• _Instructions for the task_
Emit the entire listing verbatim.

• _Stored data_
(begin)

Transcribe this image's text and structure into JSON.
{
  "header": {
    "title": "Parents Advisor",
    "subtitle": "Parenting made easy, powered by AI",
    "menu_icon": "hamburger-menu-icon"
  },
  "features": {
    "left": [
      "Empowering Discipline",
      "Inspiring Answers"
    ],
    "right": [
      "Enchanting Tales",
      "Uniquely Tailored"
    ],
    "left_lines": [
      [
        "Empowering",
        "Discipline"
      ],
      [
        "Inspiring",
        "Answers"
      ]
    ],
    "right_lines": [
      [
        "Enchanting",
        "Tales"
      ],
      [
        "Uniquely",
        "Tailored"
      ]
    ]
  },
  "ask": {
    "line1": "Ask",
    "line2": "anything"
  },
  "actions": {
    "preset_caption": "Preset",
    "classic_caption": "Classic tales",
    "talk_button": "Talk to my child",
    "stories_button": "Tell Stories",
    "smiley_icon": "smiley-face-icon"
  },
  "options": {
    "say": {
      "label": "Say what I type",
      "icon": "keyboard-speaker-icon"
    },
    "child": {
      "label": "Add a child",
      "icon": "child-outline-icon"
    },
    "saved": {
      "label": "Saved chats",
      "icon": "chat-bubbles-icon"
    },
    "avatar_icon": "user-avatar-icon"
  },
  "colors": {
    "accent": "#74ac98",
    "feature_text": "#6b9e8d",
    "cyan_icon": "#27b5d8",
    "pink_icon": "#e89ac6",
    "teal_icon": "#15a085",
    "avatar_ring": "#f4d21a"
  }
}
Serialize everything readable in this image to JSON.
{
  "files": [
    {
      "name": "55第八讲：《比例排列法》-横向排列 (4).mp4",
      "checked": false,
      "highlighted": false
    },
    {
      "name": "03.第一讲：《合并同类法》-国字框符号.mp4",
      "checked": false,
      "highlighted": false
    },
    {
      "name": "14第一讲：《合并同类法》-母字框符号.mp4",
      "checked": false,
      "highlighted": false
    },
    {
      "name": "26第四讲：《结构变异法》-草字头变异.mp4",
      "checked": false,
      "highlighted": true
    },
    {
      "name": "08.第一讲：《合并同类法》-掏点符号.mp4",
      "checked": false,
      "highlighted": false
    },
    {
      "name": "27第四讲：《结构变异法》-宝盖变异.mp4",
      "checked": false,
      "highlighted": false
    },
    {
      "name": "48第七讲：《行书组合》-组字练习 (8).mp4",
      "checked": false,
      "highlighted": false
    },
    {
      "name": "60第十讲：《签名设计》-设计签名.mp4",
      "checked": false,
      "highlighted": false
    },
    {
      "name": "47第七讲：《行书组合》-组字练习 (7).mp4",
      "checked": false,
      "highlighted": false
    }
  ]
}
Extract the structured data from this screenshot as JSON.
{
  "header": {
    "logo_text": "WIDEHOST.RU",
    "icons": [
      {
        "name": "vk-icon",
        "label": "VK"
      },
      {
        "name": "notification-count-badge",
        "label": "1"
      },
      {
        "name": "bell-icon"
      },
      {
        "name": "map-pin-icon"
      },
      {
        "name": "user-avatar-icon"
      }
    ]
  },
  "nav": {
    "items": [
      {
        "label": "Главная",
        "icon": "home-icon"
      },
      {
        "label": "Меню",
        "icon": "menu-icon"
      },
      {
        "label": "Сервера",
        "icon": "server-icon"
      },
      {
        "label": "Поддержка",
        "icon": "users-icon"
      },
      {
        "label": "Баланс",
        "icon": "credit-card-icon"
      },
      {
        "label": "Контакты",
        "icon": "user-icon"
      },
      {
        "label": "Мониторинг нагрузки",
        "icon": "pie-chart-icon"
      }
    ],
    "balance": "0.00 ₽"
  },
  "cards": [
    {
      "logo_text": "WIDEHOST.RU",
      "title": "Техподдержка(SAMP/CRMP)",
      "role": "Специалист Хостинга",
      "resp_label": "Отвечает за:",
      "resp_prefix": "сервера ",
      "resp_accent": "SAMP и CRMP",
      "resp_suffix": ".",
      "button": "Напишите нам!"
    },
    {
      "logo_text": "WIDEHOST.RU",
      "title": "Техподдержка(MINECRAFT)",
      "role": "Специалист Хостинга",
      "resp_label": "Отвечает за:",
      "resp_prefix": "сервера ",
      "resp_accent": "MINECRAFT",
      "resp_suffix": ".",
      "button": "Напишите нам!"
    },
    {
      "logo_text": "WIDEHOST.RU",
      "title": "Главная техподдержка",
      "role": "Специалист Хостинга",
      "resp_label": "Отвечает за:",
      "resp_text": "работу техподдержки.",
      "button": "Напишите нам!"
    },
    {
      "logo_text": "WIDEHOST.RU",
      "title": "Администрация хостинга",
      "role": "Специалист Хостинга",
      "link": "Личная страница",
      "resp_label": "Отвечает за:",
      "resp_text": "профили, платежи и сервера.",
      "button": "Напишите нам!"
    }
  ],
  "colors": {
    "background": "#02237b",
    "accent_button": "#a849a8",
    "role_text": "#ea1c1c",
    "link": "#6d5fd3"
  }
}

(end)

• _Output of the exercise_
Transcribe this image's text and structure into JSON.
{
  "header": {
    "title": "Parents Advisor",
    "subtitle": "Parenting made easy, powered by AI",
    "menu_icon": "hamburger-menu-icon"
  },
  "features": {
    "left": [
      "Empowering Discipline",
      "Inspiring Answers"
    ],
    "right": [
      "Enchanting Tales",
      "Uniquely Tailored"
    ],
    "left_lines": [
      [
        "Empowering",
        "Discipline"
      ],
      [
        "Inspiring",
        "Answers"
      ]
    ],
    "right_lines": [
      [
        "Enchanting",
        "Tales"
      ],
      [
        "Uniquely",
        "Tailored"
      ]
    ]
  },
  "ask": {
    "line1": "Ask",
    "line2": "anything"
  },
  "actions": {
    "preset_caption": "Preset",
    "classic_caption": "Classic tales",
    "talk_button": "Talk to my child",
    "stories_button": "Tell Stories",
    "smiley_icon": "smiley-face-icon"
  },
  "options": {
    "say": {
      "label": "Say what I type",
      "icon": "keyboard-speaker-icon"
    },
    "child": {
      "label": "Add a child",
      "icon": "child-outline-icon"
    },
    "saved": {
      "label": "Saved chats",
      "icon": "chat-bubbles-icon"
    },
    "avatar_icon": "user-avatar-icon"
  },
  "colors": {
    "accent": "#74ac98",
    "feature_text": "#6b9e8d",
    "cyan_icon": "#27b5d8",
    "pink_icon": "#e89ac6",
    "teal_icon": "#15a085",
    "avatar_ring": "#f4d21a"
  }
}
Serialize everything readable in this image to JSON.
{
  "files": [
    {
      "name": "55第八讲：《比例排列法》-横向排列 (4).mp4",
      "checked": false,
      "highlighted": false
    },
    {
      "name": "03.第一讲：《合并同类法》-国字框符号.mp4",
      "checked": false,
      "highlighted": false
    },
    {
      "name": "14第一讲：《合并同类法》-母字框符号.mp4",
      "checked": false,
      "highlighted": false
    },
    {
      "name": "26第四讲：《结构变异法》-草字头变异.mp4",
      "checked": false,
      "highlighted": true
    },
    {
      "name": "08.第一讲：《合并同类法》-掏点符号.mp4",
      "checked": false,
      "highlighted": false
    },
    {
      "name": "27第四讲：《结构变异法》-宝盖变异.mp4",
      "checked": false,
      "highlighted": false
    },
    {
      "name": "48第七讲：《行书组合》-组字练习 (8).mp4",
      "checked": false,
      "highlighted": false
    },
    {
      "name": "60第十讲：《签名设计》-设计签名.mp4",
      "checked": false,
      "highlighted": false
    },
    {
      "name": "47第七讲：《行书组合》-组字练习 (7).mp4",
      "checked": false,
      "highlighted": false
    }
  ]
}
Extract the structured data from this screenshot as JSON.
{
  "header": {
    "logo_text": "WIDEHOST.RU",
    "icons": [
      {
        "name": "vk-icon",
        "label": "VK"
      },
      {
        "name": "notification-count-badge",
        "label": "1"
      },
      {
        "name": "bell-icon"
      },
      {
        "name": "map-pin-icon"
      },
      {
        "name": "user-avatar-icon"
      }
    ]
  },
  "nav": {
    "items": [
      {
        "label": "Главная",
        "icon": "home-icon"
      },
      {
        "label": "Меню",
        "icon": "menu-icon"
      },
      {
        "label": "Сервера",
        "icon": "server-icon"
      },
      {
        "label": "Поддержка",
        "icon": "users-icon"
      },
      {
        "label": "Баланс",
        "icon": "credit-card-icon"
      },
      {
        "label": "Контакты",
        "icon": "user-icon"
      },
      {
        "label": "Мониторинг нагрузки",
        "icon": "pie-chart-icon"
      }
    ],
    "balance": "0.00 ₽"
  },
  "cards": [
    {
      "logo_text": "WIDEHOST.RU",
      "title": "Техподдержка(SAMP/CRMP)",
      "role": "Специалист Хостинга",
      "resp_label": "Отвечает за:",
      "resp_prefix": "сервера ",
      "resp_accent": "SAMP и CRMP",
      "resp_suffix": ".",
      "button": "Напишите нам!"
    },
    {
      "logo_text": "WIDEHOST.RU",
      "title": "Техподдержка(MINECRAFT)",
      "role": "Специалист Хостинга",
      "resp_label": "Отвечает за:",
      "resp_prefix": "сервера ",
      "resp_accent": "MINECRAFT",
      "resp_suffix": ".",
      "button": "Напишите нам!"
    },
    {
      "logo_text": "WIDEHOST.RU",
      "title": "Главная техподдержка",
      "role": "Специалист Хостинга",
      "resp_label": "Отвечает за:",
      "resp_text": "работу техподдержки.",
      "button": "Напишите нам!"
    },
    {
      "logo_text": "WIDEHOST.RU",
      "title": "Администрация хостинга",
      "role": "Специалист Хостинга",
      "link": "Личная страница",
      "resp_label": "Отвечает за:",
      "resp_text": "профили, платежи и сервера.",
      "button": "Напишите нам!"
    }
  ],
  "colors": {
    "background": "#02237b",
    "accent_button": "#a849a8",
    "role_text": "#ea1c1c",
    "link": "#6d5fd3"
  }
}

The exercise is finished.